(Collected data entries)
§

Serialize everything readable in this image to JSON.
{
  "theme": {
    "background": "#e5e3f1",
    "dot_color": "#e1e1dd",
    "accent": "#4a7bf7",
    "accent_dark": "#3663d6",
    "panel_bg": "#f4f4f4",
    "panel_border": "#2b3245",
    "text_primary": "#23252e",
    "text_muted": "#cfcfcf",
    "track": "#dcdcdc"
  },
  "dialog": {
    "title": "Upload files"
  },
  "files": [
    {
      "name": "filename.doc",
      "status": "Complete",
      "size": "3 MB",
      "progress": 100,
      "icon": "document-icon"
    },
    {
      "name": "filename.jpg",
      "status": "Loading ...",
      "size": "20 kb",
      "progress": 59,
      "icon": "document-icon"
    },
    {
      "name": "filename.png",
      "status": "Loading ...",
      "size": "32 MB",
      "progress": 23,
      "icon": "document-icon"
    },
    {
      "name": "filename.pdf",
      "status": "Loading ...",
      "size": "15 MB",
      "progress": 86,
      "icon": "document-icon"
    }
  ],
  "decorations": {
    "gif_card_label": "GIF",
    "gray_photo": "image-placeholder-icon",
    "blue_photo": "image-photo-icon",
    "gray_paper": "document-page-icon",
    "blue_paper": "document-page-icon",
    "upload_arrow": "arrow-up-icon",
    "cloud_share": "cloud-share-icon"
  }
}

§

Aim: Give all the records again. Match them exactly.

Full output:
Serialize everything readable in this image to JSON.
{
  "theme": {
    "background": "#e5e3f1",
    "dot_color": "#e1e1dd",
    "accent": "#4a7bf7",
    "accent_dark": "#3663d6",
    "panel_bg": "#f4f4f4",
    "panel_border": "#2b3245",
    "text_primary": "#23252e",
    "text_muted": "#cfcfcf",
    "track": "#dcdcdc"
  },
  "dialog": {
    "title": "Upload files"
  },
  "files": [
    {
      "name": "filename.doc",
      "status": "Complete",
      "size": "3 MB",
      "progress": 100,
      "icon": "document-icon"
    },
    {
      "name": "filename.jpg",
      "status": "Loading ...",
      "size": "20 kb",
      "progress": 59,
      "icon": "document-icon"
    },
    {
      "name": "filename.png",
      "status": "Loading ...",
      "size": "32 MB",
      "progress": 23,
      "icon": "document-icon"
    },
    {
      "name": "filename.pdf",
      "status": "Loading ...",
      "size": "15 MB",
      "progress": 86,
      "icon": "document-icon"
    }
  ],
  "decorations": {
    "gif_card_label": "GIF",
    "gray_photo": "image-placeholder-icon",
    "blue_photo": "image-photo-icon",
    "gray_paper": "document-page-icon",
    "blue_paper": "document-page-icon",
    "upload_arrow": "arrow-up-icon",
    "cloud_share": "cloud-share-icon"
  }
}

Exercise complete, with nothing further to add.